Exercise description>
Reproduce every one of the following records word for word, keeping each line unchanged.

(Collection entries)
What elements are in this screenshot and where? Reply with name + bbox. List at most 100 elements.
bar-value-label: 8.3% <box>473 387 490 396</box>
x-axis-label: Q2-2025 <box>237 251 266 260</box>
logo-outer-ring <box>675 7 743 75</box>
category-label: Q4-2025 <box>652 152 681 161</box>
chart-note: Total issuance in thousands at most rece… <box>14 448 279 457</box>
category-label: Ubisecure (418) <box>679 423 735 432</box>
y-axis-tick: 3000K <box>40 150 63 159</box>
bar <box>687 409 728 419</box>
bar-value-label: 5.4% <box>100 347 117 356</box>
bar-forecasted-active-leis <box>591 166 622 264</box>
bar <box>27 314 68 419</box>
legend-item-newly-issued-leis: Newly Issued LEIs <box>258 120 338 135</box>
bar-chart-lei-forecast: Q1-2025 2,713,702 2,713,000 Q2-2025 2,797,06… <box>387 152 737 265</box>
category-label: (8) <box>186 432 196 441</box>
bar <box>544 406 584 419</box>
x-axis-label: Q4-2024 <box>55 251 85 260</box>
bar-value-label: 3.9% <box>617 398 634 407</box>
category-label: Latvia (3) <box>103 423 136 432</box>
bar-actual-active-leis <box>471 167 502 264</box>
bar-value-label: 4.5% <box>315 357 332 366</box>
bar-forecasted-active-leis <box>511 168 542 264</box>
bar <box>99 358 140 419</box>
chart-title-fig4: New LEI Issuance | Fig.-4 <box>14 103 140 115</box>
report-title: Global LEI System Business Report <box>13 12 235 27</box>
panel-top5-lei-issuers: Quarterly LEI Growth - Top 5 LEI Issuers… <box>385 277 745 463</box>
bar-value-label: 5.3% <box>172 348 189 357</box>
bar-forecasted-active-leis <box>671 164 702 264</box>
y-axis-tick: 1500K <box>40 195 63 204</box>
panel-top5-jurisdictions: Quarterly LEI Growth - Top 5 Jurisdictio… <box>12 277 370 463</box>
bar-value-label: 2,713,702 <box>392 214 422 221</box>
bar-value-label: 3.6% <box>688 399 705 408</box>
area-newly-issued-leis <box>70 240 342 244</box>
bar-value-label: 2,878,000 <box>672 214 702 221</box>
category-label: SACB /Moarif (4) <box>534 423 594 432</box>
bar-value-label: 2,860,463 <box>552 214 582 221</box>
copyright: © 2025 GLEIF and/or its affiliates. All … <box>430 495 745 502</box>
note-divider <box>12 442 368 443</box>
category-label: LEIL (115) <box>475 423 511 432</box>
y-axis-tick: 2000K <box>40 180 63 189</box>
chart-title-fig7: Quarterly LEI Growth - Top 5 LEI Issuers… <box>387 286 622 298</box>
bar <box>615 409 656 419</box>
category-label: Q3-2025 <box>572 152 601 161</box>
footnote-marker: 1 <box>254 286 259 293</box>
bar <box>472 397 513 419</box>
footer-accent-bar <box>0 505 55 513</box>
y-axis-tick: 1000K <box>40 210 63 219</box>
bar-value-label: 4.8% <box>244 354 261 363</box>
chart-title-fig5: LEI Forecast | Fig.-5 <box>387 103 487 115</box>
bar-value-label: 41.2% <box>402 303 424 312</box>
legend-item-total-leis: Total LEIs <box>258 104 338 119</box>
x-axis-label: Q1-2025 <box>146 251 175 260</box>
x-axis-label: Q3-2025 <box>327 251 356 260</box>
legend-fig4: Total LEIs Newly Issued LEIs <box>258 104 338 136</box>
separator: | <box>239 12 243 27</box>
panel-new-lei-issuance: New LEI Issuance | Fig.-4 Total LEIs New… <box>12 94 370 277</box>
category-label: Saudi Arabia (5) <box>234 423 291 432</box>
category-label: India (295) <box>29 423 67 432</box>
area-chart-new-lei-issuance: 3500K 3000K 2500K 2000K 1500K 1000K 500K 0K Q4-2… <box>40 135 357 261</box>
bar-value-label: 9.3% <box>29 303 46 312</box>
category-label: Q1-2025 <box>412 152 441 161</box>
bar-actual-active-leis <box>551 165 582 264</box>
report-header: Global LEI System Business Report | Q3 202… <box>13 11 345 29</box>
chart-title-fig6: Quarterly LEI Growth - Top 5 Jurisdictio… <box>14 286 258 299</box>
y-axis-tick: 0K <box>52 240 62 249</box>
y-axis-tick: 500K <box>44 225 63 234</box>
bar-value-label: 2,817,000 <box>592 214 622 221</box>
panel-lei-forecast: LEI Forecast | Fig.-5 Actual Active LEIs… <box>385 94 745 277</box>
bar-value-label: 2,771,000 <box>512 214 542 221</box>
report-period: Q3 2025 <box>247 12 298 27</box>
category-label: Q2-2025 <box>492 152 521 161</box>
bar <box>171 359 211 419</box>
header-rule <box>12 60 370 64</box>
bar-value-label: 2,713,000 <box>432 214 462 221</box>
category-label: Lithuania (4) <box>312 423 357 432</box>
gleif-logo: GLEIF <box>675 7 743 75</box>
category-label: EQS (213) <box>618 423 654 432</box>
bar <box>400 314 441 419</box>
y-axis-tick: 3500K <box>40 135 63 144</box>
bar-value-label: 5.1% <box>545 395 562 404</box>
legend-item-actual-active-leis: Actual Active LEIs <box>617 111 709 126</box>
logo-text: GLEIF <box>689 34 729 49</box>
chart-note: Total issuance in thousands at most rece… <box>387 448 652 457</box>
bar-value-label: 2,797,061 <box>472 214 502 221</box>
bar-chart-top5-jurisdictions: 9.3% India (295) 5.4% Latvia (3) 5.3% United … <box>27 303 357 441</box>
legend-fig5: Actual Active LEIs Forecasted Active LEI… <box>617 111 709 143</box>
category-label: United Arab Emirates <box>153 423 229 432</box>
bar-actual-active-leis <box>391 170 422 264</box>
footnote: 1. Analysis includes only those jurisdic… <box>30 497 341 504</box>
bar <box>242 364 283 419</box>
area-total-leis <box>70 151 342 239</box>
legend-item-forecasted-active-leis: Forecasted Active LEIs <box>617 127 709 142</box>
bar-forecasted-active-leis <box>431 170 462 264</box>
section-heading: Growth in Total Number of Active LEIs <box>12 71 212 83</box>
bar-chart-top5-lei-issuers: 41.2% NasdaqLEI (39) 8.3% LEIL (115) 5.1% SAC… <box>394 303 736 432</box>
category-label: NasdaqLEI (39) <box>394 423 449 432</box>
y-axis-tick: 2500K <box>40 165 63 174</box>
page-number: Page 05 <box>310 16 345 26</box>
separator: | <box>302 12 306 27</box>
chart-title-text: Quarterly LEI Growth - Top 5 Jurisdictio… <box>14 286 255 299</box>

Exercise response>
What elements are in this screenshot and where? Reply with name + bbox. List at most 100 elements.
bar-value-label: 8.3% <box>473 387 490 396</box>
x-axis-label: Q2-2025 <box>237 251 266 260</box>
logo-outer-ring <box>675 7 743 75</box>
category-label: Q4-2025 <box>652 152 681 161</box>
chart-note: Total issuance in thousands at most rece… <box>14 448 279 457</box>
category-label: Ubisecure (418) <box>679 423 735 432</box>
y-axis-tick: 3000K <box>40 150 63 159</box>
bar <box>687 409 728 419</box>
bar-value-label: 5.4% <box>100 347 117 356</box>
bar-forecasted-active-leis <box>591 166 622 264</box>
bar <box>27 314 68 419</box>
legend-item-newly-issued-leis: Newly Issued LEIs <box>258 120 338 135</box>
bar-chart-lei-forecast: Q1-2025 2,713,702 2,713,000 Q2-2025 2,797,06… <box>387 152 737 265</box>
category-label: (8) <box>186 432 196 441</box>
bar <box>544 406 584 419</box>
x-axis-label: Q4-2024 <box>55 251 85 260</box>
bar-value-label: 3.9% <box>617 398 634 407</box>
category-label: Latvia (3) <box>103 423 136 432</box>
bar-actual-active-leis <box>471 167 502 264</box>
bar-value-label: 4.5% <box>315 357 332 366</box>
bar-forecasted-active-leis <box>511 168 542 264</box>
bar <box>99 358 140 419</box>
chart-title-fig4: New LEI Issuance | Fig.-4 <box>14 103 140 115</box>
report-title: Global LEI System Business Report <box>13 12 235 27</box>
panel-top5-lei-issuers: Quarterly LEI Growth - Top 5 LEI Issuers… <box>385 277 745 463</box>
bar-value-label: 5.3% <box>172 348 189 357</box>
bar-forecasted-active-leis <box>671 164 702 264</box>
y-axis-tick: 1500K <box>40 195 63 204</box>
panel-top5-jurisdictions: Quarterly LEI Growth - Top 5 Jurisdictio… <box>12 277 370 463</box>
bar-value-label: 2,713,702 <box>392 214 422 221</box>
bar-value-label: 3.6% <box>688 399 705 408</box>
area-newly-issued-leis <box>70 240 342 244</box>
bar-value-label: 2,878,000 <box>672 214 702 221</box>
category-label: SACB /Moarif (4) <box>534 423 594 432</box>
bar-value-label: 2,860,463 <box>552 214 582 221</box>
copyright: © 2025 GLEIF and/or its affiliates. All … <box>430 495 745 502</box>
note-divider <box>12 442 368 443</box>
category-label: LEIL (115) <box>475 423 511 432</box>
y-axis-tick: 2000K <box>40 180 63 189</box>
chart-title-fig7: Quarterly LEI Growth - Top 5 LEI Issuers… <box>387 286 622 298</box>
bar <box>615 409 656 419</box>
category-label: Q3-2025 <box>572 152 601 161</box>
footnote-marker: 1 <box>254 286 259 293</box>
bar <box>472 397 513 419</box>
footer-accent-bar <box>0 505 55 513</box>
y-axis-tick: 1000K <box>40 210 63 219</box>
bar-value-label: 4.8% <box>244 354 261 363</box>
chart-title-fig5: LEI Forecast | Fig.-5 <box>387 103 487 115</box>
bar-value-label: 41.2% <box>402 303 424 312</box>
legend-item-total-leis: Total LEIs <box>258 104 338 119</box>
x-axis-label: Q1-2025 <box>146 251 175 260</box>
x-axis-label: Q3-2025 <box>327 251 356 260</box>
legend-fig4: Total LEIs Newly Issued LEIs <box>258 104 338 136</box>
separator: | <box>239 12 243 27</box>
panel-new-lei-issuance: New LEI Issuance | Fig.-4 Total LEIs New… <box>12 94 370 277</box>
category-label: Saudi Arabia (5) <box>234 423 291 432</box>
category-label: India (295) <box>29 423 67 432</box>
area-chart-new-lei-issuance: 3500K 3000K 2500K 2000K 1500K 1000K 500K 0K Q4-2… <box>40 135 357 261</box>
bar-value-label: 9.3% <box>29 303 46 312</box>
category-label: Q1-2025 <box>412 152 441 161</box>
bar-actual-active-leis <box>551 165 582 264</box>
report-header: Global LEI System Business Report | Q3 202… <box>13 11 345 29</box>
chart-title-fig6: Quarterly LEI Growth - Top 5 Jurisdictio… <box>14 286 258 299</box>
y-axis-tick: 0K <box>52 240 62 249</box>
y-axis-tick: 500K <box>44 225 63 234</box>
bar-value-label: 2,817,000 <box>592 214 622 221</box>
panel-lei-forecast: LEI Forecast | Fig.-5 Actual Active LEIs… <box>385 94 745 277</box>
bar-value-label: 2,771,000 <box>512 214 542 221</box>
report-period: Q3 2025 <box>247 12 298 27</box>
category-label: Q2-2025 <box>492 152 521 161</box>
bar <box>171 359 211 419</box>
header-rule <box>12 60 370 64</box>
bar-value-label: 2,713,000 <box>432 214 462 221</box>
category-label: Lithuania (4) <box>312 423 357 432</box>
gleif-logo: GLEIF <box>675 7 743 75</box>
category-label: EQS (213) <box>618 423 654 432</box>
bar <box>400 314 441 419</box>
y-axis-tick: 3500K <box>40 135 63 144</box>
bar-value-label: 5.1% <box>545 395 562 404</box>
legend-item-actual-active-leis: Actual Active LEIs <box>617 111 709 126</box>
logo-text: GLEIF <box>689 34 729 49</box>
chart-note: Total issuance in thousands at most rece… <box>387 448 652 457</box>
bar-value-label: 2,797,061 <box>472 214 502 221</box>
bar-chart-top5-jurisdictions: 9.3% India (295) 5.4% Latvia (3) 5.3% United … <box>27 303 357 441</box>
legend-fig5: Actual Active LEIs Forecasted Active LEI… <box>617 111 709 143</box>
category-label: United Arab Emirates <box>153 423 229 432</box>
bar-actual-active-leis <box>391 170 422 264</box>
footnote: 1. Analysis includes only those jurisdic… <box>30 497 341 504</box>
bar <box>242 364 283 419</box>
area-total-leis <box>70 151 342 239</box>
legend-item-forecasted-active-leis: Forecasted Active LEIs <box>617 127 709 142</box>
bar-forecasted-active-leis <box>431 170 462 264</box>
section-heading: Growth in Total Number of Active LEIs <box>12 71 212 83</box>
bar-chart-top5-lei-issuers: 41.2% NasdaqLEI (39) 8.3% LEIL (115) 5.1% SAC… <box>394 303 736 432</box>
category-label: NasdaqLEI (39) <box>394 423 449 432</box>
y-axis-tick: 2500K <box>40 165 63 174</box>
page-number: Page 05 <box>310 16 345 26</box>
separator: | <box>302 12 306 27</box>
chart-title-text: Quarterly LEI Growth - Top 5 Jurisdictio… <box>14 286 255 299</box>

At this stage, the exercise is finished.